▶ _Extracted data entries_:

☆ ☆ ☆ ☆

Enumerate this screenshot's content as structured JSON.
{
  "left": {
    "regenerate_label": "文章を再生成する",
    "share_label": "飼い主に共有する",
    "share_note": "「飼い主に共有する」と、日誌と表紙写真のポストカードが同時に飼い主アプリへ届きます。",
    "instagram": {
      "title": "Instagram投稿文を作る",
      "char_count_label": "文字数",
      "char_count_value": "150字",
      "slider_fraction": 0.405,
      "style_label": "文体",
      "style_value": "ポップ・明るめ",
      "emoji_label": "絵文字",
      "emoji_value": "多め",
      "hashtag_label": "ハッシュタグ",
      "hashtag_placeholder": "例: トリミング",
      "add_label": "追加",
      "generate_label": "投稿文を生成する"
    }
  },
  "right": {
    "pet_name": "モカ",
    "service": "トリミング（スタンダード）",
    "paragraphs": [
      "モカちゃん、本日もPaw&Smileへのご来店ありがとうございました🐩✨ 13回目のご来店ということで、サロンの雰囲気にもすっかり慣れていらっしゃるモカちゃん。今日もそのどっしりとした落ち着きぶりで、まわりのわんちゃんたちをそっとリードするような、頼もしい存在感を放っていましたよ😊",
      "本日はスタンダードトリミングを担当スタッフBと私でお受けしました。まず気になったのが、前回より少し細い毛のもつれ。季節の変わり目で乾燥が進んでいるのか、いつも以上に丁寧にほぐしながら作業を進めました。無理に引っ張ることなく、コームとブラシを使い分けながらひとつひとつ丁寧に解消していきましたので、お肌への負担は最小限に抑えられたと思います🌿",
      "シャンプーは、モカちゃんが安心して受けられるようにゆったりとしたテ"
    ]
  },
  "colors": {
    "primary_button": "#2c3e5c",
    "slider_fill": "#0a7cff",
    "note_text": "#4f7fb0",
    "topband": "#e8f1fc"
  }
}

☆ ☆ ☆ ☆

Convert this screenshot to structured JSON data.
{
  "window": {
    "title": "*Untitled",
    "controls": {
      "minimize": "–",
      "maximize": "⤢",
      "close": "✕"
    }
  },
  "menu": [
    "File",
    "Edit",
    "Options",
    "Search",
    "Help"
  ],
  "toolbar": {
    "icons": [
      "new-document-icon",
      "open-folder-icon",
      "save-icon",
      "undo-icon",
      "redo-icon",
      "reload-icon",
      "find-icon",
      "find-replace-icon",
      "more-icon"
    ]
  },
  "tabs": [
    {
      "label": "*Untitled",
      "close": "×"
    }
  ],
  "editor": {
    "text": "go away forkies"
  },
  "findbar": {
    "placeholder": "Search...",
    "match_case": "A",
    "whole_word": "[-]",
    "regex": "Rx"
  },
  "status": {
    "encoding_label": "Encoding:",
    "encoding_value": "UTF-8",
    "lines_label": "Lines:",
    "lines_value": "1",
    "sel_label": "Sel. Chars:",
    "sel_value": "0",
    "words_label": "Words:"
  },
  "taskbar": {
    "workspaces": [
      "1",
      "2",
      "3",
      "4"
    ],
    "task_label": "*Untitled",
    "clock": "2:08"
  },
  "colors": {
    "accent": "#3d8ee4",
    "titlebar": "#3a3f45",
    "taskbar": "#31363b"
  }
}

☆ ☆ ☆ ☆

▶ _What you have to do_:
In the records, locate each line holding the string "飼い主に共有する" and copy it.

▶ _Result of the task_:
    "share_label": "飼い主に共有する",
    "share_note": "「飼い主に共有する」と、日誌と表紙写真のポストカードが同時に飼い主アプリへ届きます。",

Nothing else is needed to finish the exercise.